Element location listings:
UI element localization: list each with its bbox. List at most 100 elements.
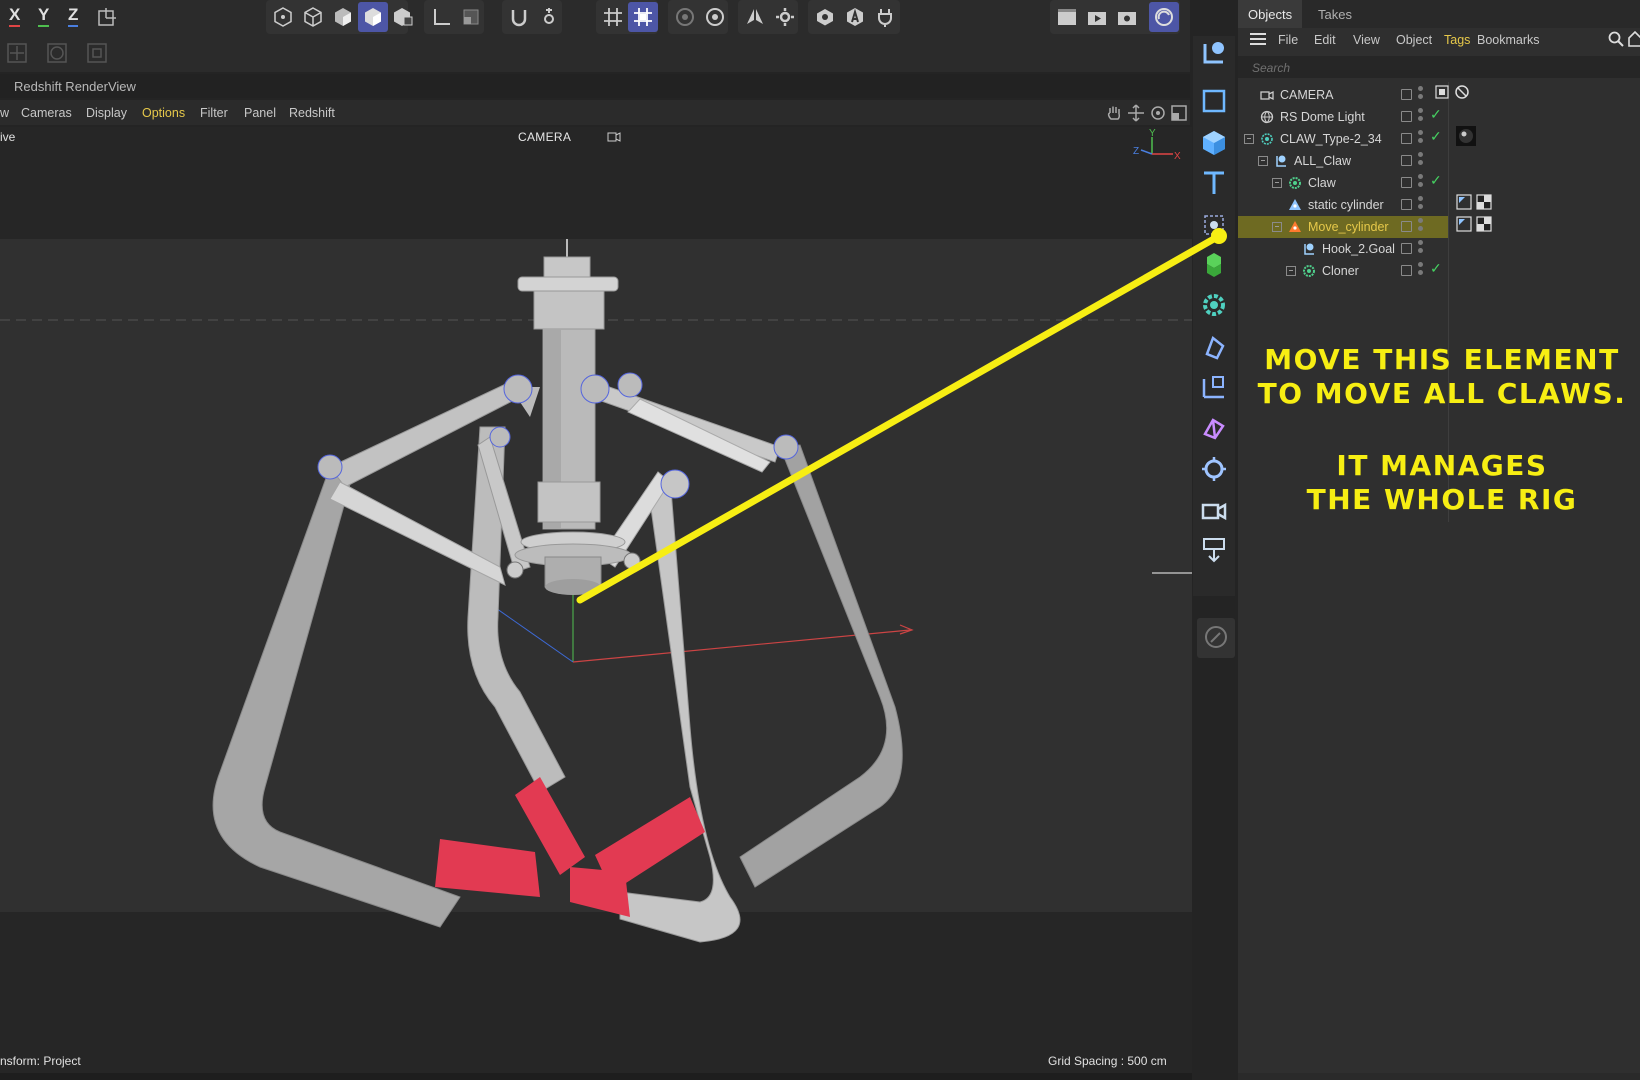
floor-object-icon[interactable] (1197, 532, 1231, 566)
workplane-icon[interactable] (628, 2, 658, 32)
tab-objects[interactable]: Objects (1238, 0, 1303, 28)
rectangle-spline-icon[interactable] (1197, 84, 1231, 118)
deformer-icon[interactable] (1197, 330, 1231, 364)
symmetry-icon[interactable] (740, 2, 770, 32)
volume-icon[interactable] (1197, 410, 1231, 444)
snap-settings-icon[interactable] (534, 2, 564, 32)
visibility-dots[interactable] (1418, 129, 1424, 145)
menu-object[interactable]: Object (1396, 33, 1432, 47)
tree-row-cloner[interactable]: Cloner (1238, 260, 1448, 282)
visibility-dots[interactable] (1418, 261, 1424, 277)
visibility-dots[interactable] (1418, 173, 1424, 189)
plug-icon[interactable] (870, 2, 900, 32)
edit-flag[interactable] (1401, 221, 1412, 232)
tree-row-rs-dome-light[interactable]: RS Dome Light (1238, 106, 1448, 128)
search-icon[interactable] (1608, 31, 1624, 47)
render-region-icon[interactable] (810, 2, 840, 32)
edit-tool-button[interactable] (1197, 618, 1235, 658)
axis-mode-icon[interactable] (426, 2, 456, 32)
edit-flag[interactable] (1401, 89, 1412, 100)
camera-object-icon[interactable] (1197, 494, 1231, 528)
ik-tag-icon[interactable] (1456, 194, 1472, 210)
render-active-icon[interactable] (1082, 2, 1112, 32)
visibility-dots[interactable] (1418, 239, 1424, 255)
viewport-menu-redshift[interactable]: Redshift (289, 106, 335, 120)
x-axis-lock-button[interactable]: X (9, 5, 21, 27)
visibility-dots[interactable] (1418, 151, 1424, 167)
home-icon[interactable] (1628, 31, 1640, 47)
rotate-icon[interactable] (42, 38, 72, 68)
move-view-icon[interactable] (1127, 104, 1145, 122)
texture-tag-icon[interactable] (1476, 216, 1492, 232)
snap-icon[interactable] (504, 2, 534, 32)
collapse-toggle[interactable] (1244, 134, 1254, 144)
object-search-input[interactable]: Search (1238, 56, 1640, 78)
tree-row-camera[interactable]: CAMERA (1238, 84, 1448, 106)
viewport-menu-cameras[interactable]: Cameras (21, 106, 72, 120)
null-object-icon[interactable] (1197, 208, 1231, 242)
viewport-menu-panel[interactable]: Panel (244, 106, 276, 120)
redshift-render-icon[interactable] (1149, 2, 1179, 32)
collapse-toggle[interactable] (1272, 222, 1282, 232)
visibility-dots[interactable] (1418, 107, 1424, 123)
tree-row-claw-type[interactable]: CLAW_Type-2_34 (1238, 128, 1448, 150)
tab-takes[interactable]: Takes (1308, 0, 1362, 28)
tree-row-move-cylinder[interactable]: Move_cylinder (1238, 216, 1448, 238)
menu-edit[interactable]: Edit (1314, 33, 1336, 47)
edit-flag[interactable] (1401, 265, 1412, 276)
edit-flag[interactable] (1401, 177, 1412, 188)
expand-toggle[interactable] (1272, 178, 1282, 188)
ik-tag-icon[interactable] (1456, 216, 1472, 232)
visibility-dots[interactable] (1418, 195, 1424, 211)
effector-icon[interactable] (1197, 288, 1231, 322)
polygons-mode-icon[interactable] (328, 2, 358, 32)
collapse-toggle[interactable] (1258, 156, 1268, 166)
points-mode-icon[interactable] (268, 2, 298, 32)
texture-axis-icon[interactable] (456, 2, 486, 32)
enabled-check-icon[interactable]: ✓ (1430, 172, 1442, 189)
menu-tags[interactable]: Tags (1444, 33, 1470, 47)
protection-tag-icon[interactable] (1454, 84, 1470, 100)
hamburger-menu-icon[interactable] (1250, 32, 1266, 46)
model-mode-icon[interactable] (358, 2, 388, 32)
menu-bookmarks[interactable]: Bookmarks (1477, 33, 1540, 47)
field-object-icon[interactable] (1197, 370, 1231, 404)
material-tag-icon[interactable] (1456, 126, 1476, 146)
text-object-icon[interactable] (1197, 166, 1231, 200)
solo-settings-icon[interactable] (700, 2, 730, 32)
3d-viewport[interactable]: Y Z X ive CAMERA nsform: Project Grid Sp… (0, 127, 1192, 1073)
viewport-menu-display[interactable]: Display (86, 106, 127, 120)
render-view-icon[interactable] (1052, 2, 1082, 32)
enabled-check-icon[interactable]: ✓ (1430, 106, 1442, 123)
edges-mode-icon[interactable] (298, 2, 328, 32)
camera-lock-icon[interactable] (607, 131, 621, 143)
tree-row-hook-goal[interactable]: Hook_2.Goal (1238, 238, 1448, 260)
edit-flag[interactable] (1401, 133, 1412, 144)
viewport-menu-filter[interactable]: Filter (200, 106, 228, 120)
visibility-dots[interactable] (1418, 217, 1424, 233)
enabled-check-icon[interactable]: ✓ (1430, 128, 1442, 145)
z-axis-lock-button[interactable]: Z (68, 5, 79, 27)
mograph-cloner-icon[interactable] (1197, 248, 1231, 282)
move-icon[interactable] (2, 38, 32, 68)
texture-mode-icon[interactable] (388, 2, 418, 32)
viewport-menu-view[interactable]: w (0, 106, 9, 120)
grid-icon[interactable] (598, 2, 628, 32)
edit-flag[interactable] (1401, 243, 1412, 254)
menu-file[interactable]: File (1278, 33, 1298, 47)
scene-light-icon[interactable] (1197, 452, 1231, 486)
edit-flag[interactable] (1401, 155, 1412, 166)
scale-icon[interactable] (82, 38, 112, 68)
redshift-icon[interactable] (840, 2, 870, 32)
target-tag-icon[interactable] (1434, 84, 1450, 100)
rotate-view-icon[interactable] (1149, 104, 1167, 122)
menu-view[interactable]: View (1353, 33, 1380, 47)
visibility-dots[interactable] (1418, 85, 1424, 101)
render-settings-icon[interactable] (1112, 2, 1142, 32)
cloner-object-icon[interactable] (1197, 36, 1231, 70)
pan-hand-icon[interactable] (1105, 104, 1123, 122)
tree-row-claw[interactable]: Claw (1238, 172, 1448, 194)
viewport-menu-options[interactable]: Options (142, 106, 185, 120)
edit-flag[interactable] (1401, 111, 1412, 122)
tree-row-all-claw[interactable]: ALL_Claw (1238, 150, 1448, 172)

* Set problem *
Reproduce verbatim the stretch of lines above, from the line containing "floor-object-icon[interactable] (1197, 532, 1231, 566)" through the line containing "rotate-icon[interactable] (42, 38, 72, 68)", including both of those lines.

* Exercise output *
floor-object-icon[interactable] (1197, 532, 1231, 566)
workplane-icon[interactable] (628, 2, 658, 32)
tab-objects[interactable]: Objects (1238, 0, 1303, 28)
rectangle-spline-icon[interactable] (1197, 84, 1231, 118)
deformer-icon[interactable] (1197, 330, 1231, 364)
symmetry-icon[interactable] (740, 2, 770, 32)
volume-icon[interactable] (1197, 410, 1231, 444)
snap-settings-icon[interactable] (534, 2, 564, 32)
visibility-dots[interactable] (1418, 129, 1424, 145)
menu-object[interactable]: Object (1396, 33, 1432, 47)
tree-row-cloner[interactable]: Cloner (1238, 260, 1448, 282)
visibility-dots[interactable] (1418, 261, 1424, 277)
visibility-dots[interactable] (1418, 173, 1424, 189)
plug-icon[interactable] (870, 2, 900, 32)
edit-flag[interactable] (1401, 221, 1412, 232)
tree-row-rs-dome-light[interactable]: RS Dome Light (1238, 106, 1448, 128)
search-icon[interactable] (1608, 31, 1624, 47)
render-region-icon[interactable] (810, 2, 840, 32)
edit-tool-button[interactable] (1197, 618, 1235, 658)
axis-mode-icon[interactable] (426, 2, 456, 32)
edit-flag[interactable] (1401, 89, 1412, 100)
camera-object-icon[interactable] (1197, 494, 1231, 528)
ik-tag-icon[interactable] (1456, 194, 1472, 210)
render-active-icon[interactable] (1082, 2, 1112, 32)
visibility-dots[interactable] (1418, 239, 1424, 255)
viewport-menu-redshift[interactable]: Redshift (289, 106, 335, 120)
x-axis-lock-button[interactable]: X (9, 5, 21, 27)
visibility-dots[interactable] (1418, 151, 1424, 167)
home-icon[interactable] (1628, 31, 1640, 47)
rotate-icon[interactable] (42, 38, 72, 68)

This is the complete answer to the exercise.